Exercise instructions: Filter the entries that follow, copying every line in which the word "innocence" appears.

Extracted data entries:
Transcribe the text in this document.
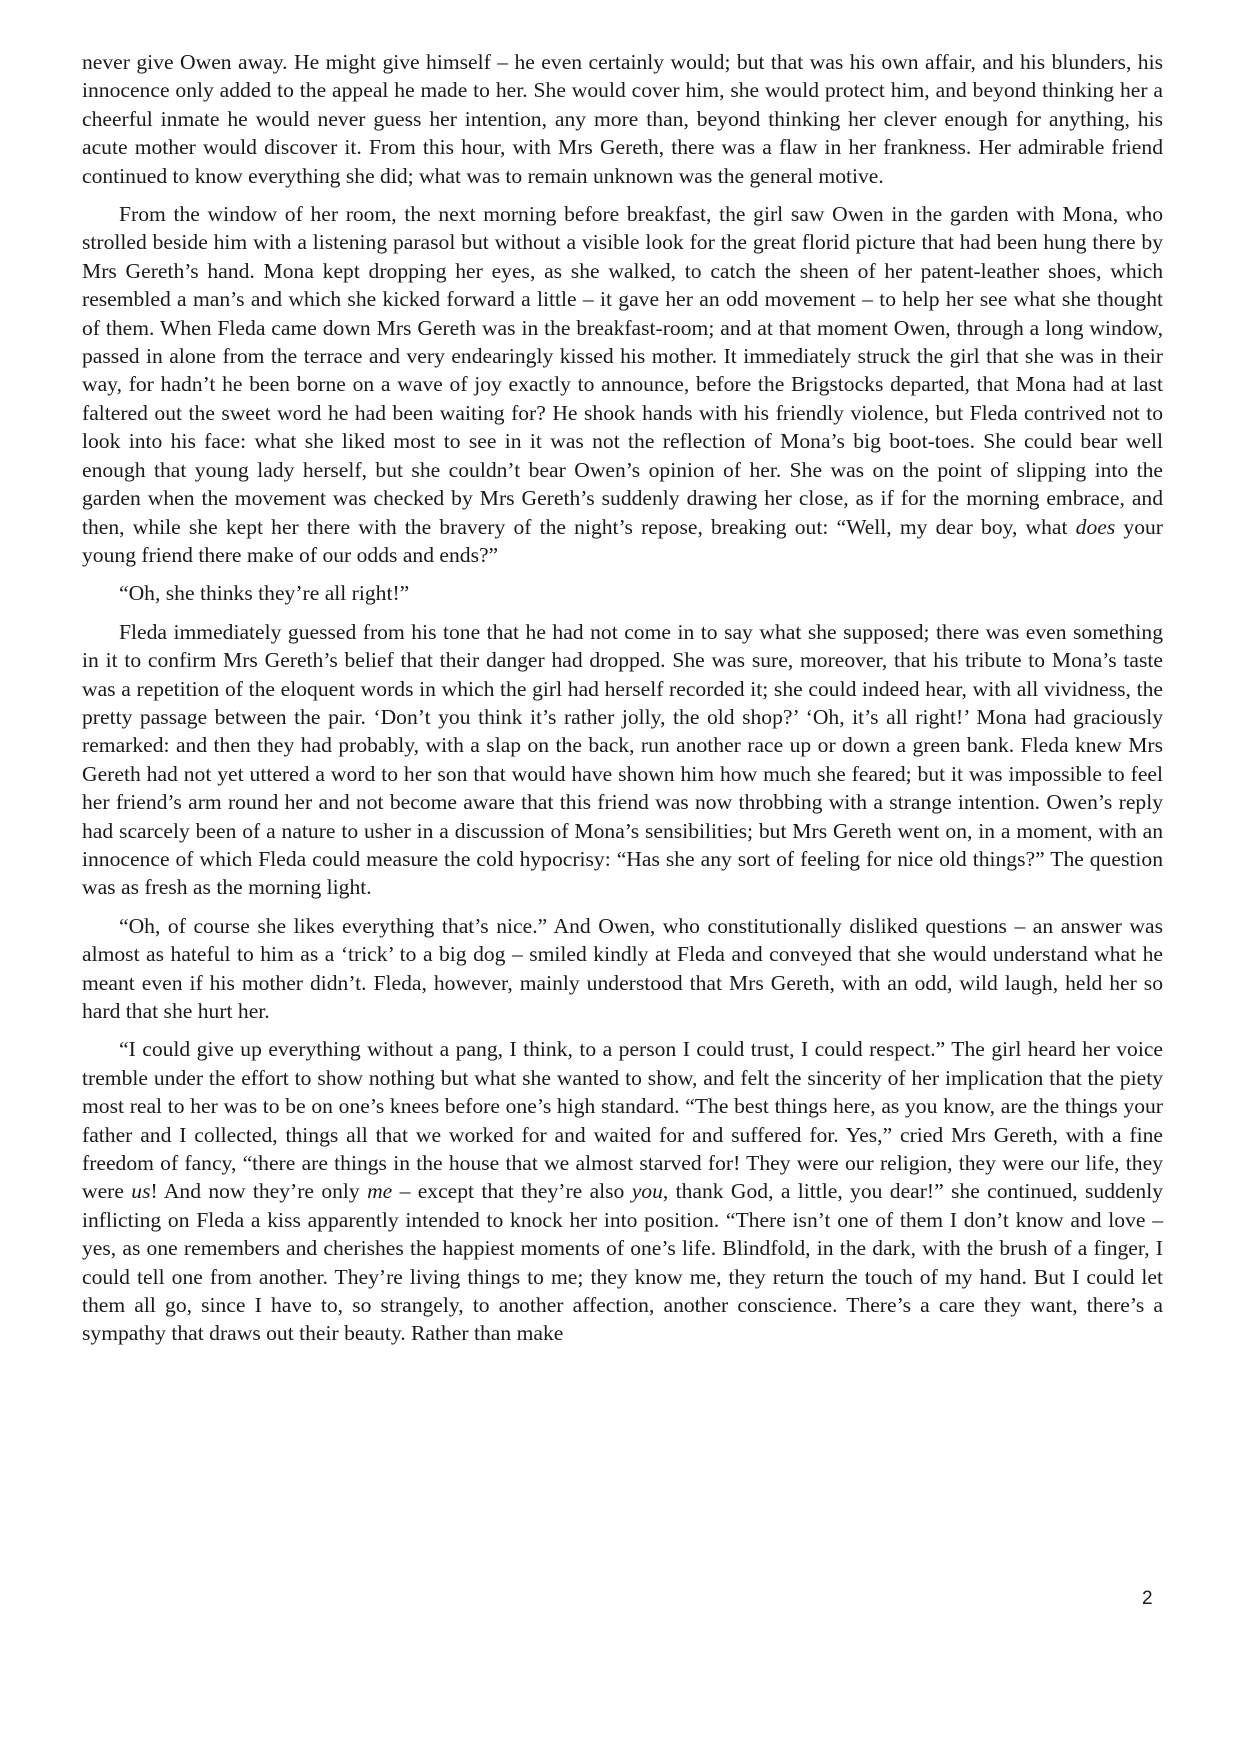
never give Owen away. He might give himself – he even certainly would; but that was his own affair, and his blunders, his innocence only added to the appeal he made to her. She would cover him, she would protect him, and beyond thinking her a cheerful inmate he would never guess her intention, any more than, beyond thinking her clever enough for anything, his acute mother would discover it. From this hour, with Mrs Gereth, there was a flaw in her frankness. Her admirable friend continued to know everything she did; what was to remain unknown was the general motive.

From the window of her room, the next morning before breakfast, the girl saw Owen in the garden with Mona, who strolled beside him with a listening parasol but without a visible look for the great florid picture that had been hung there by Mrs Gereth’s hand. Mona kept dropping her eyes, as she walked, to catch the sheen of her patent-leather shoes, which resembled a man’s and which she kicked forward a little – it gave her an odd movement – to help her see what she thought of them. When Fleda came down Mrs Gereth was in the breakfast-room; and at that moment Owen, through a long window, passed in alone from the terrace and very endearingly kissed his mother. It immediately struck the girl that she was in their way, for hadn’t he been borne on a wave of joy exactly to announce, before the Brigstocks departed, that Mona had at last faltered out the sweet word he had been waiting for? He shook hands with his friendly violence, but Fleda contrived not to look into his face: what she liked most to see in it was not the reflection of Mona’s big boot-toes. She could bear well enough that young lady herself, but she couldn’t bear Owen’s opinion of her. She was on the point of slipping into the garden when the movement was checked by Mrs Gereth’s suddenly drawing her close, as if for the morning embrace, and then, while she kept her there with the bravery of the night’s repose, breaking out: “Well, my dear boy, what does your young friend there make of our odds and ends?”

“Oh, she thinks they’re all right!”

Fleda immediately guessed from his tone that he had not come in to say what she supposed; there was even something in it to confirm Mrs Gereth’s belief that their danger had dropped. She was sure, moreover, that his tribute to Mona’s taste was a repetition of the eloquent words in which the girl had herself recorded it; she could indeed hear, with all vividness, the pretty passage between the pair. ‘Don’t you think it’s rather jolly, the old shop?’ ‘Oh, it’s all right!’ Mona had graciously remarked: and then they had probably, with a slap on the back, run another race up or down a green bank. Fleda knew Mrs Gereth had not yet uttered a word to her son that would have shown him how much she feared; but it was impossible to feel her friend’s arm round her and not become aware that this friend was now throbbing with a strange intention. Owen’s reply had scarcely been of a nature to usher in a discussion of Mona’s sensibilities; but Mrs Gereth went on, in a moment, with an innocence of which Fleda could measure the cold hypocrisy: “Has she any sort of feeling for nice old things?” The question was as fresh as the morning light.

“Oh, of course she likes everything that’s nice.” And Owen, who constitutionally disliked questions – an answer was almost as hateful to him as a ‘trick’ to a big dog – smiled kindly at Fleda and conveyed that she would understand what he meant even if his mother didn’t. Fleda, however, mainly understood that Mrs Gereth, with an odd, wild laugh, held her so hard that she hurt her.

“I could give up everything without a pang, I think, to a person I could trust, I could respect.” The girl heard her voice tremble under the effort to show nothing but what she wanted to show, and felt the sincerity of her implication that the piety most real to her was to be on one’s knees before one’s high standard. “The best things here, as you know, are the things your father and I collected, things all that we worked for and waited for and suffered for. Yes,” cried Mrs Gereth, with a fine freedom of fancy, “there are things in the house that we almost starved for! They were our religion, they were our life, they were us! And now they’re only me – except that they’re also you, thank God, a little, you dear!” she continued, suddenly inflicting on Fleda a kiss apparently intended to knock her into position. “There isn’t one of them I don’t know and love – yes, as one remembers and cherishes the happiest moments of one’s life. Blindfold, in the dark, with the brush of a finger, I could tell one from another. They’re living things to me; they know me, they return the touch of my hand. But I could let them all go, since I have to, so strangely, to another affection, another conscience. There’s a care they want, there’s a sympathy that draws out their beauty. Rather than make

2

Response for this exercise:
never give Owen away. He might give himself – he even certainly would; but that was his own affair, and his blunders, his innocence only added to the appeal he made to her. She would cover him, she would protect him, and beyond thinking her a cheerful inmate he would never guess her intention, any more than, beyond thinking her clever enough for anything, his acute mother would discover it. From this hour, with Mrs Gereth, there was a flaw in her frankness. Her admirable friend continued to know everything she did; what was to remain unknown was the general motive.
Fleda immediately guessed from his tone that he had not come in to say what she supposed; there was even something in it to confirm Mrs Gereth’s belief that their danger had dropped. She was sure, moreover, that his tribute to Mona’s taste was a repetition of the eloquent words in which the girl had herself recorded it; she could indeed hear, with all vividness, the pretty passage between the pair. ‘Don’t you think it’s rather jolly, the old shop?’ ‘Oh, it’s all right!’ Mona had graciously remarked: and then they had probably, with a slap on the back, run another race up or down a green bank. Fleda knew Mrs Gereth had not yet uttered a word to her son that would have shown him how much she feared; but it was impossible to feel her friend’s arm round her and not become aware that this friend was now throbbing with a strange intention. Owen’s reply had scarcely been of a nature to usher in a discussion of Mona’s sensibilities; but Mrs Gereth went on, in a moment, with an innocence of which Fleda could measure the cold hypocrisy: “Has she any sort of feeling for nice old things?” The question was as fresh as the morning light.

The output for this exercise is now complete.